_What is being asked_
Would you transcribe the whole listing exactly, minus its pictures?

_Material provided_
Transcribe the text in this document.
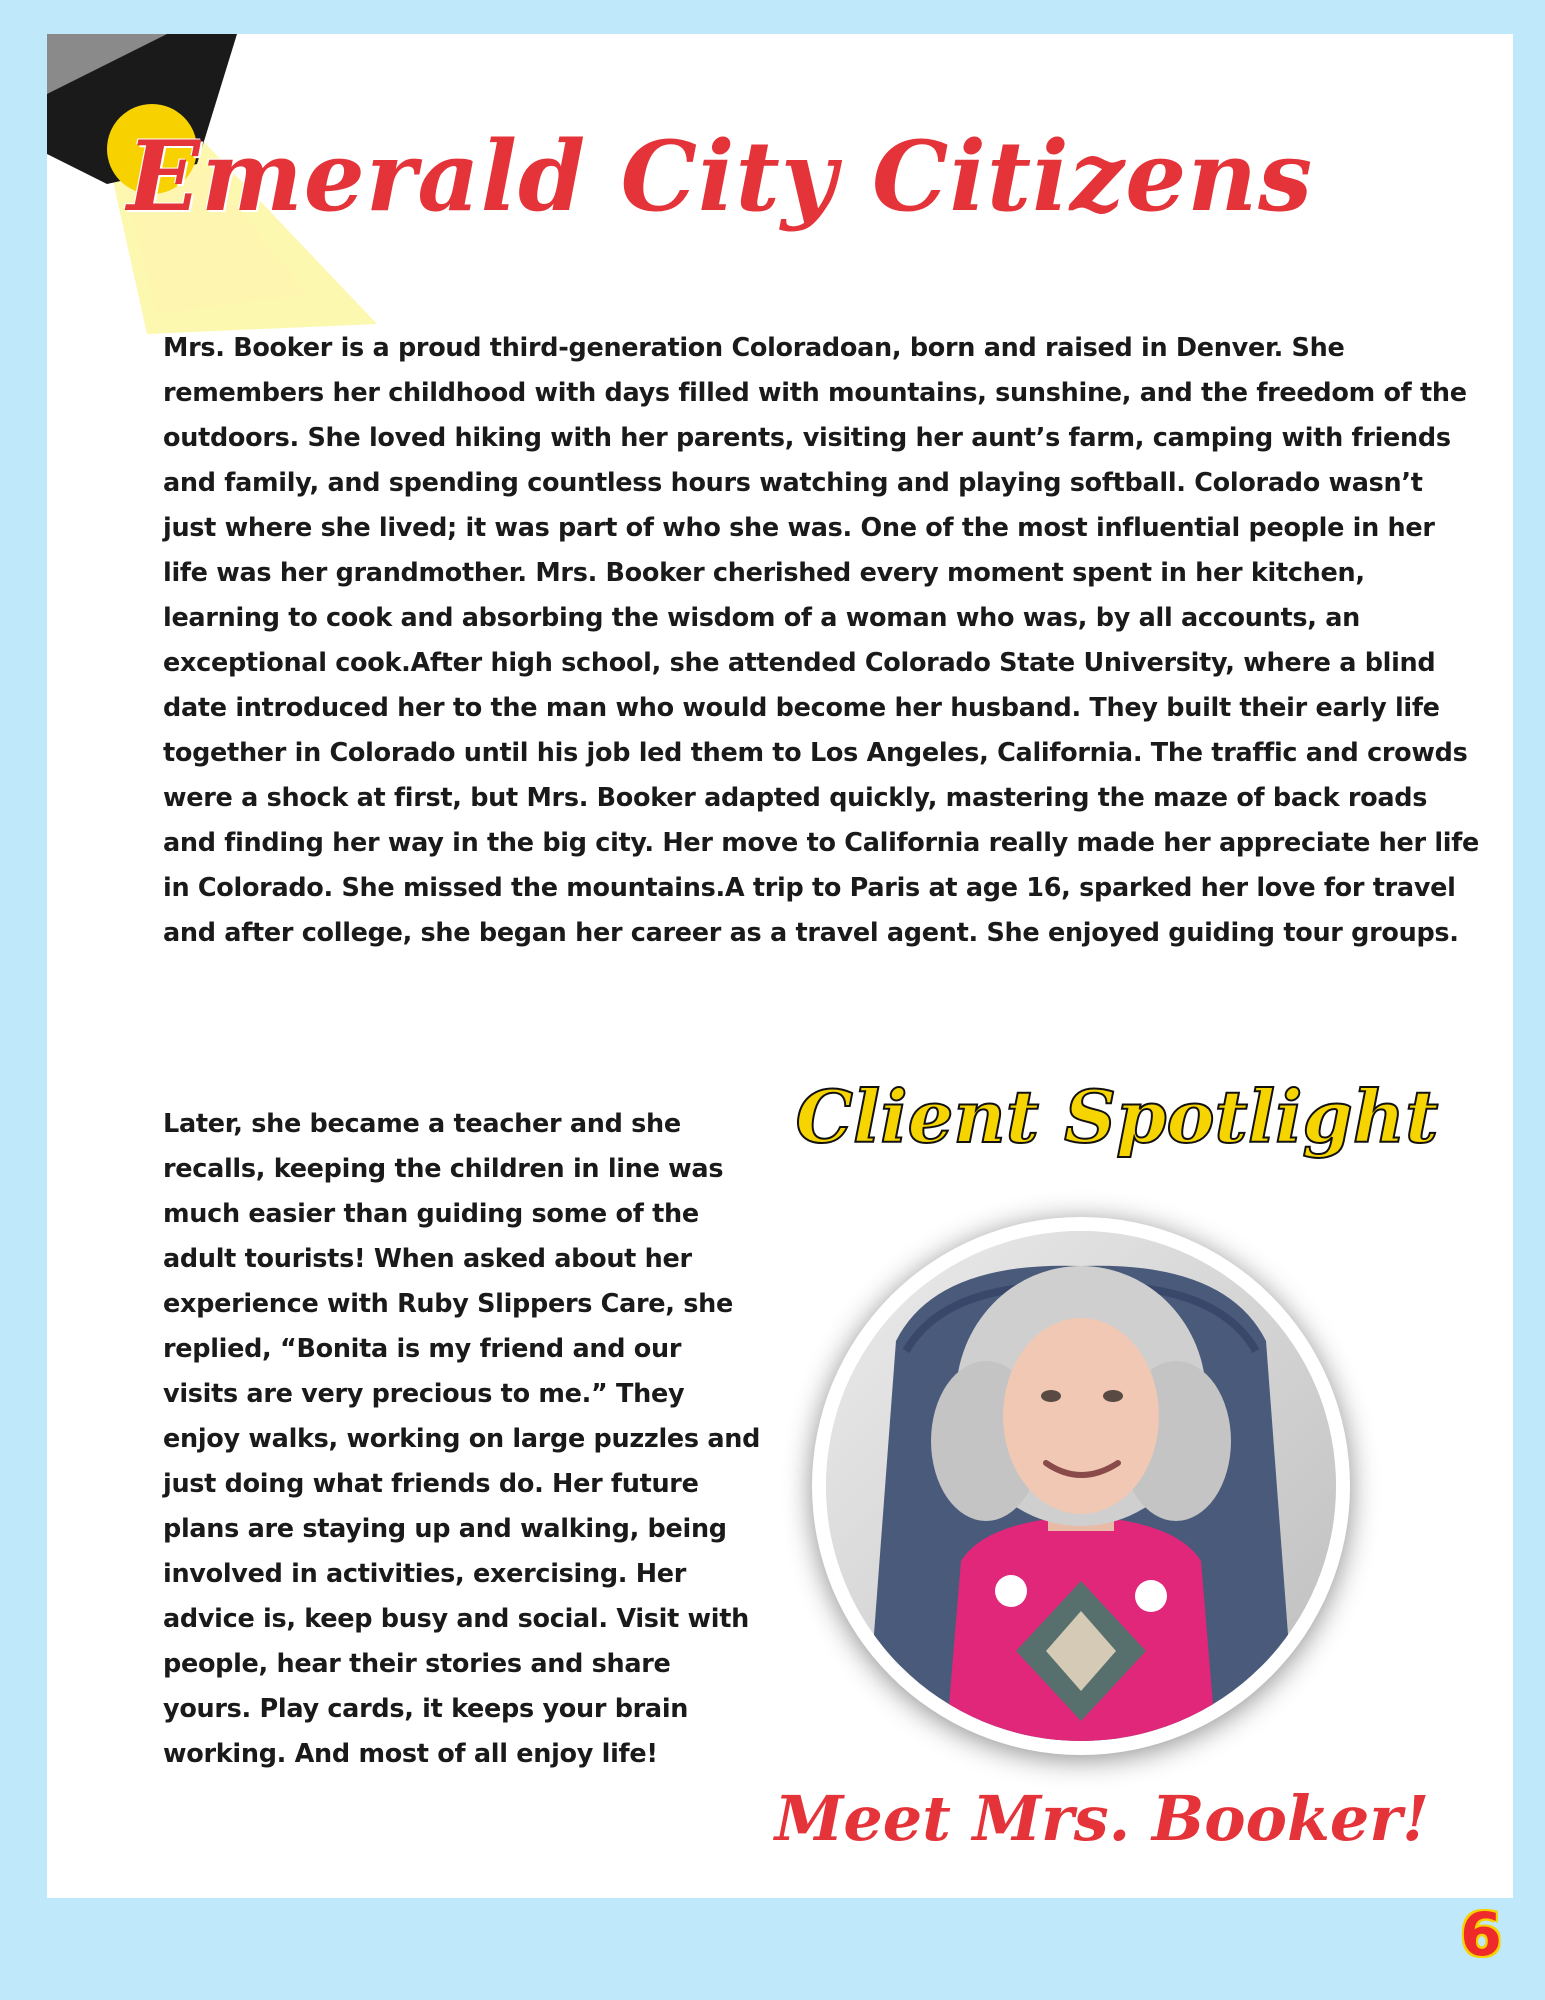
Emerald City Citizens

Mrs. Booker is a proud third-generation Coloradoan, born and raised in Denver. She remembers her childhood with days filled with mountains, sunshine, and the freedom of the outdoors. She loved hiking with her parents, visiting her aunt’s farm, camping with friends and family, and spending countless hours watching and playing softball. Colorado wasn’t just where she lived; it was part of who she was. One of the most influential people in her life was her grandmother. Mrs. Booker cherished every moment spent in her kitchen, learning to cook and absorbing the wisdom of a woman who was, by all accounts, an exceptional cook.After high school, she attended Colorado State University, where a blind date introduced her to the man who would become her husband. They built their early life together in Colorado until his job led them to Los Angeles, California. The traffic and crowds were a shock at first, but Mrs. Booker adapted quickly, mastering the maze of back roads and finding her way in the big city. Her move to California really made her appreciate her life in Colorado. She missed the mountains.A trip to Paris at age 16, sparked her love for travel and after college, she began her career as a travel agent. She enjoyed guiding tour groups.

Later, she became a teacher and she recalls, keeping the children in line was much easier than guiding some of the adult tourists! When asked about her experience with Ruby Slippers Care, she replied, “Bonita is my friend and our visits are very precious to me.” They enjoy walks, working on large puzzles and just doing what friends do. Her future plans are staying up and walking, being involved in activities, exercising. Her advice is, keep busy and social. Visit with people, hear their stories and share yours. Play cards, it keeps your brain working. And most of all enjoy life!

Client Spotlight
Meet Mrs. Booker!
6
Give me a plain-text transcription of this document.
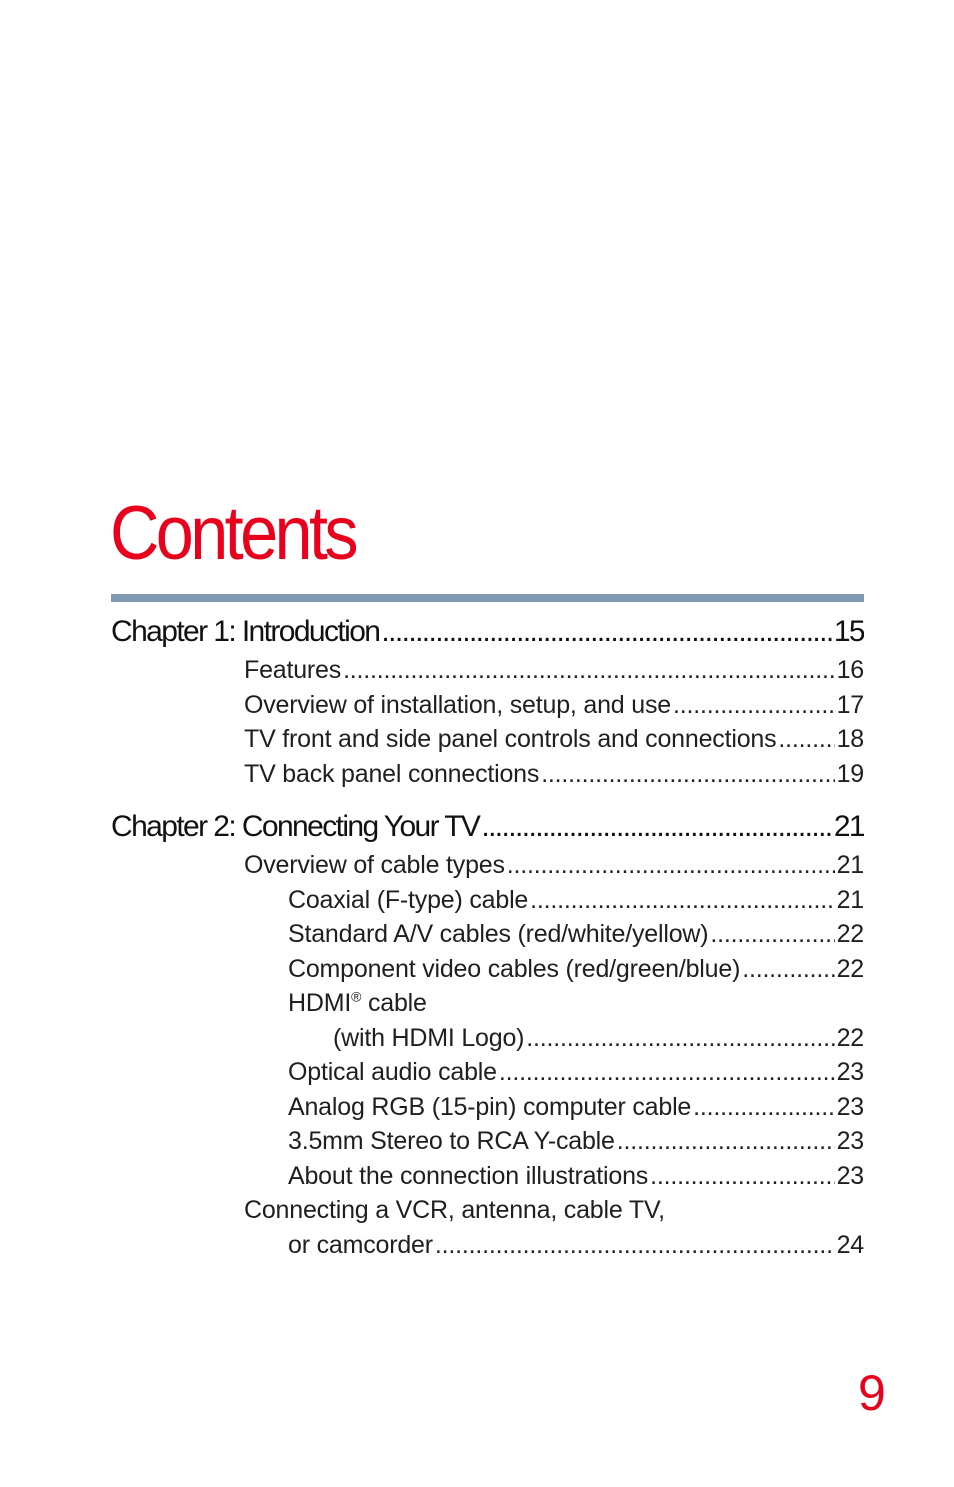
Contents
Chapter 1: Introduction .....	15
Features .....	16
Overview of installation, setup, and use .....	17
TV front and side panel controls and connections ..... 18
TV back panel connections .....	19
Chapter 2: Connecting Your TV .....	21
Overview of cable types .....	21
Coaxial (F-type) cable .....	21
Standard A/V cables (red/white/yellow) .....	22
Component video cables (red/green/blue) .....	22
HDMI® cable
(with HDMI Logo) .....	22
Optical audio cable .....	23
Analog RGB (15-pin) computer cable .....	23
3.5mm Stereo to RCA Y-cable .....	23
About the connection illustrations .....	23
Connecting a VCR, antenna, cable TV,
or camcorder .....	24
9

_Problem solution_
Transcribe the text in this document.
Emerald City Citizens

Mrs. Booker is a proud third-generation Coloradoan, born and raised in Denver. She remembers her childhood with days filled with mountains, sunshine, and the freedom of the outdoors. She loved hiking with her parents, visiting her aunt’s farm, camping with friends and family, and spending countless hours watching and playing softball. Colorado wasn’t just where she lived; it was part of who she was. One of the most influential people in her life was her grandmother. Mrs. Booker cherished every moment spent in her kitchen, learning to cook and absorbing the wisdom of a woman who was, by all accounts, an exceptional cook.After high school, she attended Colorado State University, where a blind date introduced her to the man who would become her husband. They built their early life together in Colorado until his job led them to Los Angeles, California. The traffic and crowds were a shock at first, but Mrs. Booker adapted quickly, mastering the maze of back roads and finding her way in the big city. Her move to California really made her appreciate her life in Colorado. She missed the mountains.A trip to Paris at age 16, sparked her love for travel and after college, she began her career as a travel agent. She enjoyed guiding tour groups.

Later, she became a teacher and she recalls, keeping the children in line was much easier than guiding some of the adult tourists! When asked about her experience with Ruby Slippers Care, she replied, “Bonita is my friend and our visits are very precious to me.” They enjoy walks, working on large puzzles and just doing what friends do. Her future plans are staying up and walking, being involved in activities, exercising. Her advice is, keep busy and social. Visit with people, hear their stories and share yours. Play cards, it keeps your brain working. And most of all enjoy life!

Client Spotlight
Meet Mrs. Booker!
6
Give me a plain-text transcription of this document.
Contents
Chapter 1: Introduction .....	15
Features .....	16
Overview of installation, setup, and use .....	17
TV front and side panel controls and connections ..... 18
TV back panel connections .....	19
Chapter 2: Connecting Your TV .....	21
Overview of cable types .....	21
Coaxial (F-type) cable .....	21
Standard A/V cables (red/white/yellow) .....	22
Component video cables (red/green/blue) .....	22
HDMI® cable
(with HDMI Logo) .....	22
Optical audio cable .....	23
Analog RGB (15-pin) computer cable .....	23
3.5mm Stereo to RCA Y-cable .....	23
About the connection illustrations .....	23
Connecting a VCR, antenna, cable TV,
or camcorder .....	24
9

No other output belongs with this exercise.